--- INPUT MATERIAL ---
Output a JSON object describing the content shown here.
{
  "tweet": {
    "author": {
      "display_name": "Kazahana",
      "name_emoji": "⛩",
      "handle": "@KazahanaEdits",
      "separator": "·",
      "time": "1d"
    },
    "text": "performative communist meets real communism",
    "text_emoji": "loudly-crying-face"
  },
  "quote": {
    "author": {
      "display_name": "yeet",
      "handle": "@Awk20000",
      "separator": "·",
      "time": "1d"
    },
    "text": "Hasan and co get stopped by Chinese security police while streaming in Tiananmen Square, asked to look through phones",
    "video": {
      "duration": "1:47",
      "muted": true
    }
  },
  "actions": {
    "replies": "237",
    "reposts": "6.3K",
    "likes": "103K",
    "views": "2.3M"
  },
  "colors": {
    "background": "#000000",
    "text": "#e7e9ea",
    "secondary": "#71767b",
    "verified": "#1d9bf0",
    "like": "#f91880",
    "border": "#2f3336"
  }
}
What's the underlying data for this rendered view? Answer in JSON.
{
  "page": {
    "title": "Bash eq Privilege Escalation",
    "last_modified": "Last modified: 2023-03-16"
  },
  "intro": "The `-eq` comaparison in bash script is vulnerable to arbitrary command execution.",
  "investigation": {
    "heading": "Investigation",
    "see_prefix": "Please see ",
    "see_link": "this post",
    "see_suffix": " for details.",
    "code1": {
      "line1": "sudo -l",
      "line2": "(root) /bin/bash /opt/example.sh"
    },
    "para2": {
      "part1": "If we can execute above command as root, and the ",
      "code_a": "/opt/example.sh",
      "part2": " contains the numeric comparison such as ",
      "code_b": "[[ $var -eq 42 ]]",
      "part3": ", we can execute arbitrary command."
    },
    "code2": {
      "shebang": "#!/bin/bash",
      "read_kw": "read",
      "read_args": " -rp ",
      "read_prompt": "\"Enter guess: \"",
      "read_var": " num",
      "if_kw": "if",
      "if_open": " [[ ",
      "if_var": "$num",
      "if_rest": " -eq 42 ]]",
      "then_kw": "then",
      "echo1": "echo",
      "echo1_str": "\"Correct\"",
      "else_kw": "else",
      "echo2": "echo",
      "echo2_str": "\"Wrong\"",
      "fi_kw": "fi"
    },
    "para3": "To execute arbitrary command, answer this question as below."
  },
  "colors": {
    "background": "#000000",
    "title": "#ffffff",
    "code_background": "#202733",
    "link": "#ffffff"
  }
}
---
--- INPUT MATERIAL ---
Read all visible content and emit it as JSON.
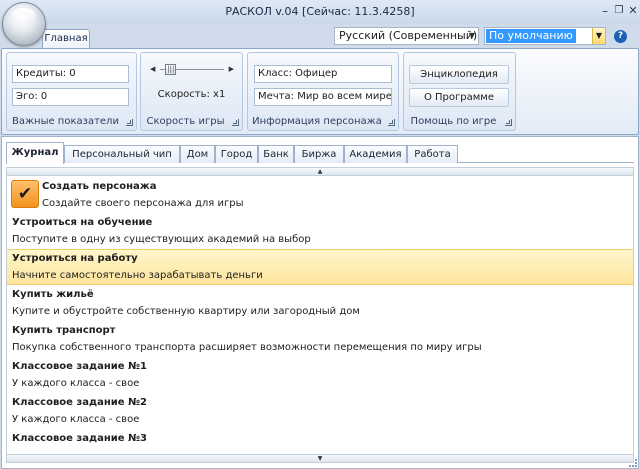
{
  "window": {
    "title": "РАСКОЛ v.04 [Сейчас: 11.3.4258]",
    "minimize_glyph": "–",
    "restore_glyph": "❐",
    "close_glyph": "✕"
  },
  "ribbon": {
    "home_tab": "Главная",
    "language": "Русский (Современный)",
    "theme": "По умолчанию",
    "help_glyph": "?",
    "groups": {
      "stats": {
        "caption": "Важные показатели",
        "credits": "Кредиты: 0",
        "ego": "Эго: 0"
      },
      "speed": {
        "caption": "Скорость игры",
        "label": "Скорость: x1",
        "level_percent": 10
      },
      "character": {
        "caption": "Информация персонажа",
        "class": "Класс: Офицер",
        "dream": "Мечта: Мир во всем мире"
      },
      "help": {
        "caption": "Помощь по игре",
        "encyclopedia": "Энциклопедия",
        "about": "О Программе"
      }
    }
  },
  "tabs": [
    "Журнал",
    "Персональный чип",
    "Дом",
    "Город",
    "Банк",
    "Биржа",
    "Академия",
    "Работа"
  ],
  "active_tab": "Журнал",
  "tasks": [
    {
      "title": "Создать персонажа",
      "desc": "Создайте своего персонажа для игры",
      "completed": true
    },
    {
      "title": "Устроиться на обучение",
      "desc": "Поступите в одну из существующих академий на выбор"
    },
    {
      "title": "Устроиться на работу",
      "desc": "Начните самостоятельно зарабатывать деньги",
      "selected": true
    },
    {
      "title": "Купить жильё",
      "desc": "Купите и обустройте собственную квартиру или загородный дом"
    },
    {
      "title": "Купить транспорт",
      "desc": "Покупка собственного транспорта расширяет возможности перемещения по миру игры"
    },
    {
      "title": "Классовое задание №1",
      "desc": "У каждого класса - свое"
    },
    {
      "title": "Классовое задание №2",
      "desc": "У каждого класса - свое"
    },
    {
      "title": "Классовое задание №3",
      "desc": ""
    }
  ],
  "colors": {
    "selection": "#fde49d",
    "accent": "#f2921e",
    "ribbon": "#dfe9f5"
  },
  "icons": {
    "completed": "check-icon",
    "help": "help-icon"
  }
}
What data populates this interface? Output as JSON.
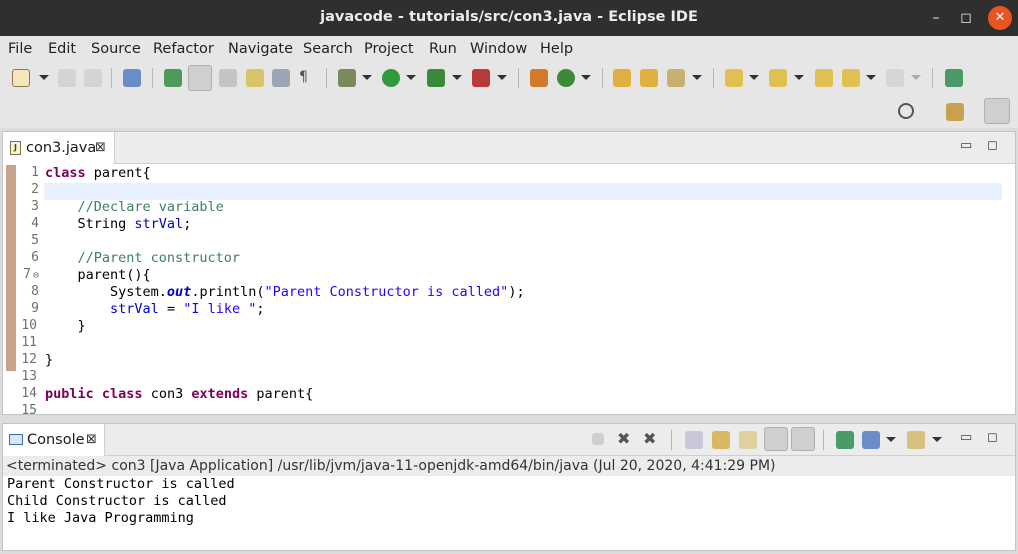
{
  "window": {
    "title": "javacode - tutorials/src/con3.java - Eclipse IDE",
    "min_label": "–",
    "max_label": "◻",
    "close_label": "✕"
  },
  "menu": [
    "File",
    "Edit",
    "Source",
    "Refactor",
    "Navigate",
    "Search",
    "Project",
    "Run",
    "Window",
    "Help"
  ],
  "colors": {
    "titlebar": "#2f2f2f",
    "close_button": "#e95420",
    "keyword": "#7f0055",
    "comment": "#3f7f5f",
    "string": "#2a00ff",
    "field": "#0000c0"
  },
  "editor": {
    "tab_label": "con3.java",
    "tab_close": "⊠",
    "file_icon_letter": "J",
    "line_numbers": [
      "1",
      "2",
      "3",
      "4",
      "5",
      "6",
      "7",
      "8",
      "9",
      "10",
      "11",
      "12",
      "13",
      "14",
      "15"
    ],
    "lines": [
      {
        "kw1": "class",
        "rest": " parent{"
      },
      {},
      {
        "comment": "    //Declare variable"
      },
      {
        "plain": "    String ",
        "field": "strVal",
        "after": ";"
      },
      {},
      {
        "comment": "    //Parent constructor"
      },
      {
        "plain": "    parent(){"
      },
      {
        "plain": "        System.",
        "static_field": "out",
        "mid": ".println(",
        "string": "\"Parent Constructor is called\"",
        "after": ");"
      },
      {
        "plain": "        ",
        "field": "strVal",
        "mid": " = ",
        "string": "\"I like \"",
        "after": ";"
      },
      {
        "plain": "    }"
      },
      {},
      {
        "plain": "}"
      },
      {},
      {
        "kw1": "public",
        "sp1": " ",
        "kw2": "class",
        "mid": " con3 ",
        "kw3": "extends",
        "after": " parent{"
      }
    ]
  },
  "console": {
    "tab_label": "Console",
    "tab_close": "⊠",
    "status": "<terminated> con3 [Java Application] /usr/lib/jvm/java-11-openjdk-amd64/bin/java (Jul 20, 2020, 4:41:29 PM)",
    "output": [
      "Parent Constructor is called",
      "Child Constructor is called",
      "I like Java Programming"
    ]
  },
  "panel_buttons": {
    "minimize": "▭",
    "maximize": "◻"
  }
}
---
--- INPUT MATERIAL ---
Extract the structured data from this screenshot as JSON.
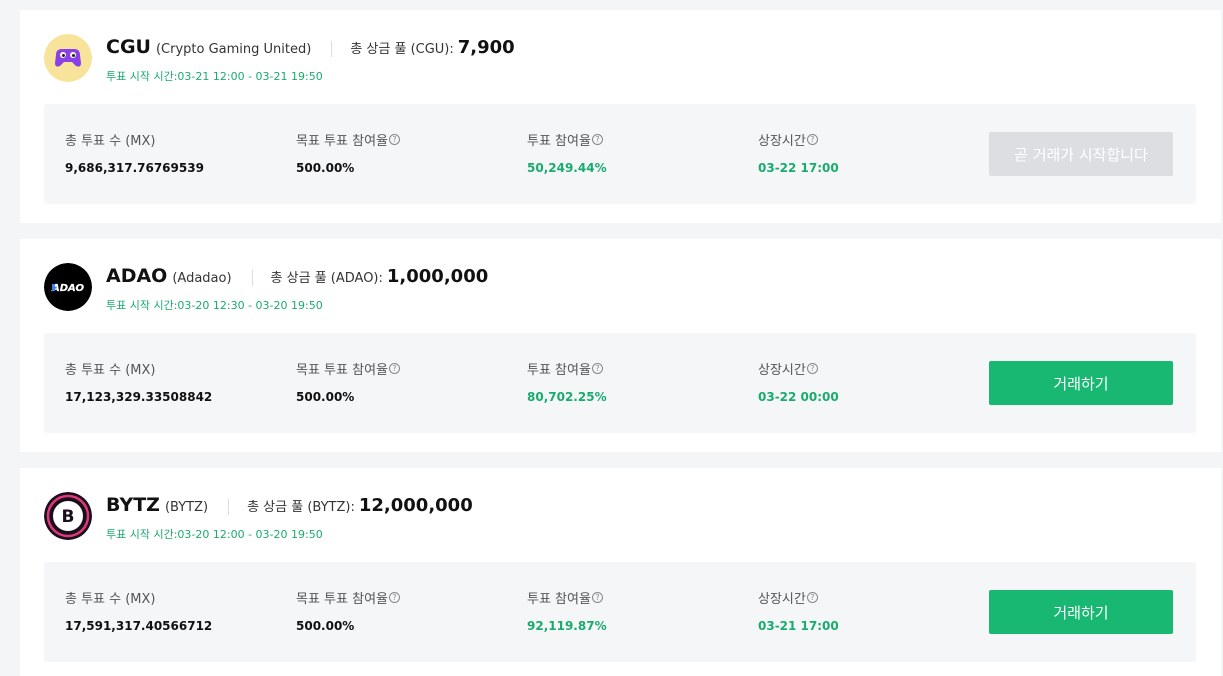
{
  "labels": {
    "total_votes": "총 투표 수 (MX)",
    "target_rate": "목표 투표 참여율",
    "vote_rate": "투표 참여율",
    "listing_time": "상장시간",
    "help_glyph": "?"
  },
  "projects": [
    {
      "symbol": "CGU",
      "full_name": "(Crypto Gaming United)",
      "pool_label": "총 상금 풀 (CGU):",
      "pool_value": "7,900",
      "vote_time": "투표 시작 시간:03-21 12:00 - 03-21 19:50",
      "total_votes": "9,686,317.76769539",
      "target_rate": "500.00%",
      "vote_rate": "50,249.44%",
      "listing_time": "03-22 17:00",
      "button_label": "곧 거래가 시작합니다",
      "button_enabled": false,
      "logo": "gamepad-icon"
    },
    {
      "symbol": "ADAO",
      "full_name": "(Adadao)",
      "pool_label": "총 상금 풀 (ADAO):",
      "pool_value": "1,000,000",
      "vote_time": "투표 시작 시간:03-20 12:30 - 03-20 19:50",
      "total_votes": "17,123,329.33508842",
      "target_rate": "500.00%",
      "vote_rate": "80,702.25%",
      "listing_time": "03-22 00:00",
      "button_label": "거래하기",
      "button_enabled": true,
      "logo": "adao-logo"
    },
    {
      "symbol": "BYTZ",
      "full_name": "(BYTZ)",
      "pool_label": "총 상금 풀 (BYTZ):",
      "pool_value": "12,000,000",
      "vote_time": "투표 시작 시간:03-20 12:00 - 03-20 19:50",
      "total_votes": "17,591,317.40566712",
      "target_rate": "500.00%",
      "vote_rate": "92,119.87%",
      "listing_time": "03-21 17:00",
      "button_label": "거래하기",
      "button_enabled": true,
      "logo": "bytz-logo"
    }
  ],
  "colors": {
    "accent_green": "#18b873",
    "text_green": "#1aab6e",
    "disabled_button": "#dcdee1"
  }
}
---
THE REQUEST: Check each line above for the word "execute", and copy the lines where it appears.

CORRECT OUTPUT:
      "part1": "If we can execute above command as root, and the ",
      "part3": ", we can execute arbitrary command."
    "para3": "To execute arbitrary command, answer this question as below."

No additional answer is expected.